**Exercise brief**: Look through the data below and return each line where "Cash" appears.

--- start of Extracted information ---

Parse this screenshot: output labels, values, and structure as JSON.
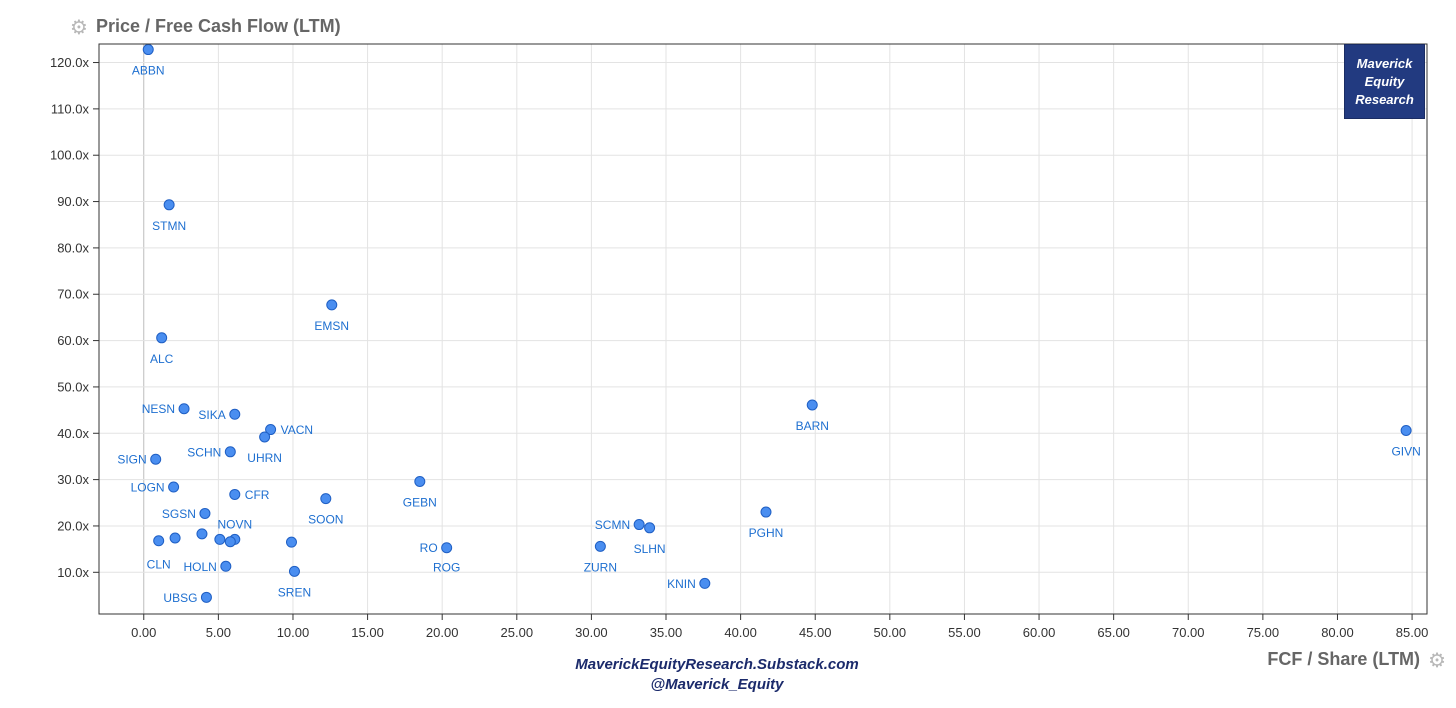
{
  "chart_data": {
    "type": "scatter",
    "title": "Price / Free Cash Flow (LTM)",
    "xlabel": "FCF / Share (LTM)",
    "ylabel": "Price / Free Cash Flow (LTM)",
    "xlim": [
      -3,
      86
    ],
    "ylim": [
      1,
      124
    ],
    "x_ticks": [
      0,
      5,
      10,
      15,
      20,
      25,
      30,
      35,
      40,
      45,
      50,
      55,
      60,
      65,
      70,
      75,
      80,
      85
    ],
    "x_tick_labels": [
      "0.00",
      "5.00",
      "10.00",
      "15.00",
      "20.00",
      "25.00",
      "30.00",
      "35.00",
      "40.00",
      "45.00",
      "50.00",
      "55.00",
      "60.00",
      "65.00",
      "70.00",
      "75.00",
      "80.00",
      "85.00"
    ],
    "y_ticks": [
      10,
      20,
      30,
      40,
      50,
      60,
      70,
      80,
      90,
      100,
      110,
      120
    ],
    "y_tick_labels": [
      "10.0x",
      "20.0x",
      "30.0x",
      "40.0x",
      "50.0x",
      "60.0x",
      "70.0x",
      "80.0x",
      "90.0x",
      "100.0x",
      "110.0x",
      "120.0x"
    ],
    "grid": true,
    "colors": {
      "point": "#4a8ef0",
      "point_stroke": "#1f5fc4",
      "label": "#1e6fd0",
      "grid": "#e3e3e3",
      "axis": "#333333",
      "tick_text": "#333333"
    },
    "points": [
      {
        "label": "ABBN",
        "x": 0.3,
        "y": 122.8,
        "pos": "below"
      },
      {
        "label": "STMN",
        "x": 1.7,
        "y": 89.3,
        "pos": "below"
      },
      {
        "label": "EMSN",
        "x": 12.6,
        "y": 67.7,
        "pos": "below"
      },
      {
        "label": "ALC",
        "x": 1.2,
        "y": 60.6,
        "pos": "below"
      },
      {
        "label": "NESN",
        "x": 2.7,
        "y": 45.3,
        "pos": "left"
      },
      {
        "label": "SIKA",
        "x": 6.1,
        "y": 44.1,
        "pos": "left"
      },
      {
        "label": "VACN",
        "x": 8.5,
        "y": 40.8,
        "pos": "right"
      },
      {
        "label": "UHRN",
        "x": 8.1,
        "y": 39.2,
        "pos": "below"
      },
      {
        "label": "SCHN",
        "x": 5.8,
        "y": 36.0,
        "pos": "left"
      },
      {
        "label": "SIGN",
        "x": 0.8,
        "y": 34.4,
        "pos": "left"
      },
      {
        "label": "LOGN",
        "x": 2.0,
        "y": 28.4,
        "pos": "left"
      },
      {
        "label": "CFR",
        "x": 6.1,
        "y": 26.8,
        "pos": "right"
      },
      {
        "label": "SOON",
        "x": 12.2,
        "y": 25.9,
        "pos": "below"
      },
      {
        "label": "GEBN",
        "x": 18.5,
        "y": 29.6,
        "pos": "below"
      },
      {
        "label": "SGSN",
        "x": 4.1,
        "y": 22.7,
        "pos": "left"
      },
      {
        "label": "NOVN",
        "x": 6.1,
        "y": 17.1,
        "pos": "above"
      },
      {
        "label": "",
        "x": 1.0,
        "y": 16.8,
        "pos": "none"
      },
      {
        "label": "",
        "x": 2.1,
        "y": 17.4,
        "pos": "none"
      },
      {
        "label": "",
        "x": 3.9,
        "y": 18.3,
        "pos": "none"
      },
      {
        "label": "",
        "x": 5.1,
        "y": 17.1,
        "pos": "none"
      },
      {
        "label": "",
        "x": 5.8,
        "y": 16.6,
        "pos": "none"
      },
      {
        "label": "",
        "x": 9.9,
        "y": 16.5,
        "pos": "none"
      },
      {
        "label": "CLN",
        "x": 1.0,
        "y": 16.0,
        "pos": "labelonly_below"
      },
      {
        "label": "HOLN",
        "x": 5.5,
        "y": 11.3,
        "pos": "left"
      },
      {
        "label": "SREN",
        "x": 10.1,
        "y": 10.2,
        "pos": "below"
      },
      {
        "label": "UBSG",
        "x": 4.2,
        "y": 4.6,
        "pos": "left"
      },
      {
        "label": "RO",
        "x": 20.3,
        "y": 15.3,
        "pos": "left"
      },
      {
        "label": "ROG",
        "x": 20.3,
        "y": 15.3,
        "pos": "labelonly_below"
      },
      {
        "label": "SCMN",
        "x": 33.2,
        "y": 20.3,
        "pos": "left"
      },
      {
        "label": "SLHN",
        "x": 33.9,
        "y": 19.6,
        "pos": "below"
      },
      {
        "label": "ZURN",
        "x": 30.6,
        "y": 15.6,
        "pos": "below"
      },
      {
        "label": "KNIN",
        "x": 37.6,
        "y": 7.6,
        "pos": "left"
      },
      {
        "label": "PGHN",
        "x": 41.7,
        "y": 23.0,
        "pos": "below"
      },
      {
        "label": "BARN",
        "x": 44.8,
        "y": 46.1,
        "pos": "below"
      },
      {
        "label": "GIVN",
        "x": 84.6,
        "y": 40.6,
        "pos": "below"
      }
    ]
  },
  "header": {
    "gear_icon": "gear-icon"
  },
  "credits": {
    "line1": "MaverickEquityResearch.Substack.com",
    "line2": "@Maverick_Equity"
  },
  "brand": {
    "line1": "Maverick",
    "line2": "Equity",
    "line3": "Research"
  }
}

--- end of Extracted information ---

**Response below**:
    "title": "Price / Free Cash Flow (LTM)",
    "ylabel": "Price / Free Cash Flow (LTM)",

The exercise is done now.